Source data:
————
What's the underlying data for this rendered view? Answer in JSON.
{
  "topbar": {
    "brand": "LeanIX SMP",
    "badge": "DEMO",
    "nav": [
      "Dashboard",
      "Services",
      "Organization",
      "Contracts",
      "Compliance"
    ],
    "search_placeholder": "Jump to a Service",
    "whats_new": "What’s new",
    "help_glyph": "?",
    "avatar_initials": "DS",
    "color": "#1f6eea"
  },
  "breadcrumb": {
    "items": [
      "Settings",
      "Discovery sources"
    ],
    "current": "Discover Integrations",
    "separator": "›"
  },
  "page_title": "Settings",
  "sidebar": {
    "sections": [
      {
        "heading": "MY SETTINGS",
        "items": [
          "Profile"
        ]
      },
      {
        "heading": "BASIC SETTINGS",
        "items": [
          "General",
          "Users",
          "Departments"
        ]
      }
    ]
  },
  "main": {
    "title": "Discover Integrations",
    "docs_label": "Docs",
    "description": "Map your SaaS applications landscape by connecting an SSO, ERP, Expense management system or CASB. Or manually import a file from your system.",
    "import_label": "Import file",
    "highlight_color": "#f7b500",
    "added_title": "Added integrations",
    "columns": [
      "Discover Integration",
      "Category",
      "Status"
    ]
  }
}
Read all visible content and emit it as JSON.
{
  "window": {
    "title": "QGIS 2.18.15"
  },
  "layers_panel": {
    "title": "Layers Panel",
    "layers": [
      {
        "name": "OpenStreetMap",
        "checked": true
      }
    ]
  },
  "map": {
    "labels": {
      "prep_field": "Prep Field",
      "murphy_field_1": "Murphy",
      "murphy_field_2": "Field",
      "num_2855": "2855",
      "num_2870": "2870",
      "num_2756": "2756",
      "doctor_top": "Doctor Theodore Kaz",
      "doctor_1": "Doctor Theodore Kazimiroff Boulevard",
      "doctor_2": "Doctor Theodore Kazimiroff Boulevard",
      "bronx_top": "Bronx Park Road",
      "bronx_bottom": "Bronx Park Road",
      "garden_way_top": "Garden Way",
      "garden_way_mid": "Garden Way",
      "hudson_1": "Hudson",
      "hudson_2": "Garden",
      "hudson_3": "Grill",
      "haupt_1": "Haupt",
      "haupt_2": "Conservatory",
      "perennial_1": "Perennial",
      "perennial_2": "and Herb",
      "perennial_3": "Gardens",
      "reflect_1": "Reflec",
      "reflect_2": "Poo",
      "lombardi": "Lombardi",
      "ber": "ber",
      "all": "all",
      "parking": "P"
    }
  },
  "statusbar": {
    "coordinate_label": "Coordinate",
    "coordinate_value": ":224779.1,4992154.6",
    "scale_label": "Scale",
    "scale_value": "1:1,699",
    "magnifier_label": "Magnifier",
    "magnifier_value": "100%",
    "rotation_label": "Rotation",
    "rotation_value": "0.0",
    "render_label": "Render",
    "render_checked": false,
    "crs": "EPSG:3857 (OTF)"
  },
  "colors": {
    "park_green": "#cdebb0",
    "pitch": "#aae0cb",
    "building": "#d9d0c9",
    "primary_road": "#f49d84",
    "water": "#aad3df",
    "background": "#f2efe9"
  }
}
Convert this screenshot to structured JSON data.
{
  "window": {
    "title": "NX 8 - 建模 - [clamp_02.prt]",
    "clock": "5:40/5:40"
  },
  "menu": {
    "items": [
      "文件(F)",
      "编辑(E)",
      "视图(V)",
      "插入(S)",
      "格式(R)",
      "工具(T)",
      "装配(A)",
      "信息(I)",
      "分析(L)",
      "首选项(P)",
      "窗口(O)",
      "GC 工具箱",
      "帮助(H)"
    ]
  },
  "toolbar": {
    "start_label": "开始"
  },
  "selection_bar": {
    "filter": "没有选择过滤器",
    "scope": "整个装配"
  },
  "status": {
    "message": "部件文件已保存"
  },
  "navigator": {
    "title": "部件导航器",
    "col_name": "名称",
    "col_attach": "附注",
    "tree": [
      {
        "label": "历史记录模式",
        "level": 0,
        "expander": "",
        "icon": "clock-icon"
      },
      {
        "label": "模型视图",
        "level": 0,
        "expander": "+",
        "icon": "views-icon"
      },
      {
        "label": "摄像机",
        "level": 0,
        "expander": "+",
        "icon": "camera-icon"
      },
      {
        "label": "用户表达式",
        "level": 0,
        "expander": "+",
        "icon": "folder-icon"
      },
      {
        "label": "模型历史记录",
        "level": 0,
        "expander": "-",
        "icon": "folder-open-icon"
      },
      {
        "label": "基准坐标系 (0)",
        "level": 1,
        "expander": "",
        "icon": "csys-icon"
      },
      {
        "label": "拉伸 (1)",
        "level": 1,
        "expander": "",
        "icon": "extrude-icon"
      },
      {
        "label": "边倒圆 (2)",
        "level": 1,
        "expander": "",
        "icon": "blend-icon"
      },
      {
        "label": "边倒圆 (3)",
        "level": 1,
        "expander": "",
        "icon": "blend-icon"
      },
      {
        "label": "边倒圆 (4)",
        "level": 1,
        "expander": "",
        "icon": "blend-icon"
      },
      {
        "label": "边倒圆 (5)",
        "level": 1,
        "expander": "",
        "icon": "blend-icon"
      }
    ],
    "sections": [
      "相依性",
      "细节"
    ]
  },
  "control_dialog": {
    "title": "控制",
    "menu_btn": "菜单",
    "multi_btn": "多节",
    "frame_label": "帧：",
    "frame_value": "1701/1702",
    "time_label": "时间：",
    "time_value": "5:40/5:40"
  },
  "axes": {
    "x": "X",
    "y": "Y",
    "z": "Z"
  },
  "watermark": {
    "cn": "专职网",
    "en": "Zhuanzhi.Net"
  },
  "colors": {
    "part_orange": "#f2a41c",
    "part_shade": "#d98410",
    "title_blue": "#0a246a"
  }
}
————
Work to do: Your task is to reproduce the whole listing exactly.

Solved problem:
What's the underlying data for this rendered view? Answer in JSON.
{
  "topbar": {
    "brand": "LeanIX SMP",
    "badge": "DEMO",
    "nav": [
      "Dashboard",
      "Services",
      "Organization",
      "Contracts",
      "Compliance"
    ],
    "search_placeholder": "Jump to a Service",
    "whats_new": "What’s new",
    "help_glyph": "?",
    "avatar_initials": "DS",
    "color": "#1f6eea"
  },
  "breadcrumb": {
    "items": [
      "Settings",
      "Discovery sources"
    ],
    "current": "Discover Integrations",
    "separator": "›"
  },
  "page_title": "Settings",
  "sidebar": {
    "sections": [
      {
        "heading": "MY SETTINGS",
        "items": [
          "Profile"
        ]
      },
      {
        "heading": "BASIC SETTINGS",
        "items": [
          "General",
          "Users",
          "Departments"
        ]
      }
    ]
  },
  "main": {
    "title": "Discover Integrations",
    "docs_label": "Docs",
    "description": "Map your SaaS applications landscape by connecting an SSO, ERP, Expense management system or CASB. Or manually import a file from your system.",
    "import_label": "Import file",
    "highlight_color": "#f7b500",
    "added_title": "Added integrations",
    "columns": [
      "Discover Integration",
      "Category",
      "Status"
    ]
  }
}
Read all visible content and emit it as JSON.
{
  "window": {
    "title": "QGIS 2.18.15"
  },
  "layers_panel": {
    "title": "Layers Panel",
    "layers": [
      {
        "name": "OpenStreetMap",
        "checked": true
      }
    ]
  },
  "map": {
    "labels": {
      "prep_field": "Prep Field",
      "murphy_field_1": "Murphy",
      "murphy_field_2": "Field",
      "num_2855": "2855",
      "num_2870": "2870",
      "num_2756": "2756",
      "doctor_top": "Doctor Theodore Kaz",
      "doctor_1": "Doctor Theodore Kazimiroff Boulevard",
      "doctor_2": "Doctor Theodore Kazimiroff Boulevard",
      "bronx_top": "Bronx Park Road",
      "bronx_bottom": "Bronx Park Road",
      "garden_way_top": "Garden Way",
      "garden_way_mid": "Garden Way",
      "hudson_1": "Hudson",
      "hudson_2": "Garden",
      "hudson_3": "Grill",
      "haupt_1": "Haupt",
      "haupt_2": "Conservatory",
      "perennial_1": "Perennial",
      "perennial_2": "and Herb",
      "perennial_3": "Gardens",
      "reflect_1": "Reflec",
      "reflect_2": "Poo",
      "lombardi": "Lombardi",
      "ber": "ber",
      "all": "all",
      "parking": "P"
    }
  },
  "statusbar": {
    "coordinate_label": "Coordinate",
    "coordinate_value": ":224779.1,4992154.6",
    "scale_label": "Scale",
    "scale_value": "1:1,699",
    "magnifier_label": "Magnifier",
    "magnifier_value": "100%",
    "rotation_label": "Rotation",
    "rotation_value": "0.0",
    "render_label": "Render",
    "render_checked": false,
    "crs": "EPSG:3857 (OTF)"
  },
  "colors": {
    "park_green": "#cdebb0",
    "pitch": "#aae0cb",
    "building": "#d9d0c9",
    "primary_road": "#f49d84",
    "water": "#aad3df",
    "background": "#f2efe9"
  }
}
Convert this screenshot to structured JSON data.
{
  "window": {
    "title": "NX 8 - 建模 - [clamp_02.prt]",
    "clock": "5:40/5:40"
  },
  "menu": {
    "items": [
      "文件(F)",
      "编辑(E)",
      "视图(V)",
      "插入(S)",
      "格式(R)",
      "工具(T)",
      "装配(A)",
      "信息(I)",
      "分析(L)",
      "首选项(P)",
      "窗口(O)",
      "GC 工具箱",
      "帮助(H)"
    ]
  },
  "toolbar": {
    "start_label": "开始"
  },
  "selection_bar": {
    "filter": "没有选择过滤器",
    "scope": "整个装配"
  },
  "status": {
    "message": "部件文件已保存"
  },
  "navigator": {
    "title": "部件导航器",
    "col_name": "名称",
    "col_attach": "附注",
    "tree": [
      {
        "label": "历史记录模式",
        "level": 0,
        "expander": "",
        "icon": "clock-icon"
      },
      {
        "label": "模型视图",
        "level": 0,
        "expander": "+",
        "icon": "views-icon"
      },
      {
        "label": "摄像机",
        "level": 0,
        "expander": "+",
        "icon": "camera-icon"
      },
      {
        "label": "用户表达式",
        "level": 0,
        "expander": "+",
        "icon": "folder-icon"
      },
      {
        "label": "模型历史记录",
        "level": 0,
        "expander": "-",
        "icon": "folder-open-icon"
      },
      {
        "label": "基准坐标系 (0)",
        "level": 1,
        "expander": "",
        "icon": "csys-icon"
      },
      {
        "label": "拉伸 (1)",
        "level": 1,
        "expander": "",
        "icon": "extrude-icon"
      },
      {
        "label": "边倒圆 (2)",
        "level": 1,
        "expander": "",
        "icon": "blend-icon"
      },
      {
        "label": "边倒圆 (3)",
        "level": 1,
        "expander": "",
        "icon": "blend-icon"
      },
      {
        "label": "边倒圆 (4)",
        "level": 1,
        "expander": "",
        "icon": "blend-icon"
      },
      {
        "label": "边倒圆 (5)",
        "level": 1,
        "expander": "",
        "icon": "blend-icon"
      }
    ],
    "sections": [
      "相依性",
      "细节"
    ]
  },
  "control_dialog": {
    "title": "控制",
    "menu_btn": "菜单",
    "multi_btn": "多节",
    "frame_label": "帧：",
    "frame_value": "1701/1702",
    "time_label": "时间：",
    "time_value": "5:40/5:40"
  },
  "axes": {
    "x": "X",
    "y": "Y",
    "z": "Z"
  },
  "watermark": {
    "cn": "专职网",
    "en": "Zhuanzhi.Net"
  },
  "colors": {
    "part_orange": "#f2a41c",
    "part_shade": "#d98410",
    "title_blue": "#0a246a"
  }
}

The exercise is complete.